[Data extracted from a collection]
◇ ◇ ◇ ◇
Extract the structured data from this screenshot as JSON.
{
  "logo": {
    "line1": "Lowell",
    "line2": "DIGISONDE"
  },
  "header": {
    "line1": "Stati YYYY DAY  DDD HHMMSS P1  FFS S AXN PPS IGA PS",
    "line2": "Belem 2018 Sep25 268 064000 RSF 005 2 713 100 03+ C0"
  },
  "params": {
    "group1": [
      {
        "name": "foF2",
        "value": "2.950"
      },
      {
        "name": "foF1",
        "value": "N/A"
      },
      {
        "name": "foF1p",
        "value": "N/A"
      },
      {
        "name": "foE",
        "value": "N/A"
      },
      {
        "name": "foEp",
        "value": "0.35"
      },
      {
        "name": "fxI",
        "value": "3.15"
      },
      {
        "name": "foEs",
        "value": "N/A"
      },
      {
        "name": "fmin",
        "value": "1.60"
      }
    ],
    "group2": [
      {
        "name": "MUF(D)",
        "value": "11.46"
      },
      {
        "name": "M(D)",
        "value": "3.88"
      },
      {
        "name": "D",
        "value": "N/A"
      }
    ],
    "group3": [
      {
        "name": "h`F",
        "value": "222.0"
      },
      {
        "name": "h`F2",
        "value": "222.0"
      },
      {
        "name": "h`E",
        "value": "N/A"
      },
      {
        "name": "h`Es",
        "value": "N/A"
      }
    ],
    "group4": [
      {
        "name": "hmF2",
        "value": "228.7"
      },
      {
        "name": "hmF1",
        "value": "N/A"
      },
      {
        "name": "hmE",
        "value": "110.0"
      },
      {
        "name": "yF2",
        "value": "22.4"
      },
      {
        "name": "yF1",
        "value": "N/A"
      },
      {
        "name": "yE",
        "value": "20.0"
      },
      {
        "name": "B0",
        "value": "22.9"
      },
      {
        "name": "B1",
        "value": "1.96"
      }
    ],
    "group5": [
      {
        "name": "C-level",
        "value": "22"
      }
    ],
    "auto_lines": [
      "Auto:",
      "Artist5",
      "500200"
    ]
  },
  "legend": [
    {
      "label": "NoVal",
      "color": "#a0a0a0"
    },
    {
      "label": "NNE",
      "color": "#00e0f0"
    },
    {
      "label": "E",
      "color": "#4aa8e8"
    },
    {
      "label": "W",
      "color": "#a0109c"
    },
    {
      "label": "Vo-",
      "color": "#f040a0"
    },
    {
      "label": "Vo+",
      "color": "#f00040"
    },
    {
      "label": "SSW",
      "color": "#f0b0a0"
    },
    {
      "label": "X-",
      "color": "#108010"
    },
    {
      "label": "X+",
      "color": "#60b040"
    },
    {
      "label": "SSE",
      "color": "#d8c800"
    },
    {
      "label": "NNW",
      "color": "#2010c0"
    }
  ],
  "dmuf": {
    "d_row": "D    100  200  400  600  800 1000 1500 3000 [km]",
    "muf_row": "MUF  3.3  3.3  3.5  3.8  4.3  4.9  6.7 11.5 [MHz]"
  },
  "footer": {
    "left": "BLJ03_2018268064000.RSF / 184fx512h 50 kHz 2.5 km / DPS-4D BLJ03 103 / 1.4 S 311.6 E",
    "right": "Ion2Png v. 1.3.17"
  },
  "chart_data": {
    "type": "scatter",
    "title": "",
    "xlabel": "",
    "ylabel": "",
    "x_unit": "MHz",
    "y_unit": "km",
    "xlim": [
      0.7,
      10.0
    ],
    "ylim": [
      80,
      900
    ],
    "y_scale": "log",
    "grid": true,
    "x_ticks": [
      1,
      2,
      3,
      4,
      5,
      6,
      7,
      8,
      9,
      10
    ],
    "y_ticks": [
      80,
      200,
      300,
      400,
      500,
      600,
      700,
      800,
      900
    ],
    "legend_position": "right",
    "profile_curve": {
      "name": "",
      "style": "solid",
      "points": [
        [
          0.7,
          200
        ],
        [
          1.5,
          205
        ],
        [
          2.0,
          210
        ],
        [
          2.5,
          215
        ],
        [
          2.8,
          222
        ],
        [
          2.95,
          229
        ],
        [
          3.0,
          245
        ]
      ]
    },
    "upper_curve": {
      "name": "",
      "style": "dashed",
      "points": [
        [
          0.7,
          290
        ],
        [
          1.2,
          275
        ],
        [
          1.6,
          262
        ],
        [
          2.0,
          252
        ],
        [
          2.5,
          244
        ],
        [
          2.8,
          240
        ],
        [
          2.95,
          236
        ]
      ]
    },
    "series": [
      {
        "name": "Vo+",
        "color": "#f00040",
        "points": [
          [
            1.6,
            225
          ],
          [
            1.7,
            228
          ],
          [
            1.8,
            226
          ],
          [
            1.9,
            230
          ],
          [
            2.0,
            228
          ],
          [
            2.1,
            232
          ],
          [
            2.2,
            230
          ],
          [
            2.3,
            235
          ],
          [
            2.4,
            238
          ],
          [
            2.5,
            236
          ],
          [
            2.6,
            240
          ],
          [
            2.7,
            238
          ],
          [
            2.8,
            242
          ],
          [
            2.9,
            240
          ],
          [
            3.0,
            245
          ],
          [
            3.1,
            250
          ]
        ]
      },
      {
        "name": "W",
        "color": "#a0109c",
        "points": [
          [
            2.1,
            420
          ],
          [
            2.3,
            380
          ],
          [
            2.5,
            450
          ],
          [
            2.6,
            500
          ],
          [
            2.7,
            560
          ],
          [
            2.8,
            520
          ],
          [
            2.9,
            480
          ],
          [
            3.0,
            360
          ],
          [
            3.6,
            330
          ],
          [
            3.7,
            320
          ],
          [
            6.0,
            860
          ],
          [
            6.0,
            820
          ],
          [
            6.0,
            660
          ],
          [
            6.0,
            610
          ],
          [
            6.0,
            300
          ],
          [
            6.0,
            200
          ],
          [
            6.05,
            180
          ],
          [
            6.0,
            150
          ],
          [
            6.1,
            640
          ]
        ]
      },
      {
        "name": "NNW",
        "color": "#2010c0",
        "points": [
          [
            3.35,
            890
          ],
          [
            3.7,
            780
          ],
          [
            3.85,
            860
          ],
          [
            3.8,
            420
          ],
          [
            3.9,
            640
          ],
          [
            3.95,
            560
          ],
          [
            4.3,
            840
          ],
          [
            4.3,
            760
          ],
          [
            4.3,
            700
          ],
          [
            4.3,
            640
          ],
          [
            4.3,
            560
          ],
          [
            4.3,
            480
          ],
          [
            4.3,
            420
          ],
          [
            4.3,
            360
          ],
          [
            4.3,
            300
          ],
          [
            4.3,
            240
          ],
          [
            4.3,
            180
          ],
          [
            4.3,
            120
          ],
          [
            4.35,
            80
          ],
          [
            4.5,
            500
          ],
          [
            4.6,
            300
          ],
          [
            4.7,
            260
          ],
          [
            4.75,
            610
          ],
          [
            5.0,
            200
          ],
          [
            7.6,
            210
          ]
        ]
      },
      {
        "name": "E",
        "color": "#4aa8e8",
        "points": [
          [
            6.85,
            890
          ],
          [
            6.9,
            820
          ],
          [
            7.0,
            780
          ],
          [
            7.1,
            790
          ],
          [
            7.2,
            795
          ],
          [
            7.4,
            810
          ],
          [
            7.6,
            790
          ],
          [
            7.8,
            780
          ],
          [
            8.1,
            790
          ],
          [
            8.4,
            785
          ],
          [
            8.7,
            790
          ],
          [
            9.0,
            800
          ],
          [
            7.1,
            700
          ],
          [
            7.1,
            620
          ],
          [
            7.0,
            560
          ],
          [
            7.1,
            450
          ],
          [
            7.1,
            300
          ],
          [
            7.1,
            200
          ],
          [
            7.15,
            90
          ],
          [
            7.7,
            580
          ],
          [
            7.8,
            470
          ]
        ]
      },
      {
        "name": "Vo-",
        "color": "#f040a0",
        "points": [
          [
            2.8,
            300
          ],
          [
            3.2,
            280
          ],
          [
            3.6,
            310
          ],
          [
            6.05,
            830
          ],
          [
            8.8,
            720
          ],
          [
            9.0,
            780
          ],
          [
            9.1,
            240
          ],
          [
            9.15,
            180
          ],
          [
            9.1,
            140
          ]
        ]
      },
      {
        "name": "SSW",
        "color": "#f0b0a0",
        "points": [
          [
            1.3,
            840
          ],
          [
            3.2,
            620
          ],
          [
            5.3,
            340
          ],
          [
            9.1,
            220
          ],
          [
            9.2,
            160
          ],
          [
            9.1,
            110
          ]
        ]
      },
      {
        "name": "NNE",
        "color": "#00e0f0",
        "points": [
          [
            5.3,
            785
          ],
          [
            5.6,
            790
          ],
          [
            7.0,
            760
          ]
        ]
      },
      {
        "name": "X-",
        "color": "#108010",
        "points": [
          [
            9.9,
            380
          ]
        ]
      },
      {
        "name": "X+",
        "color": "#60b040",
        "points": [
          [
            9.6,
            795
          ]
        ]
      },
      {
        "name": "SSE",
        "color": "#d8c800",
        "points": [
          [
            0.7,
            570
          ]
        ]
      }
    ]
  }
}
◇ ◇ ◇ ◇
| Set problem |
List all lines holding the string "right".

| The solution |
    "right": "Ion2Png v. 1.3.17"
    "legend_position": "right",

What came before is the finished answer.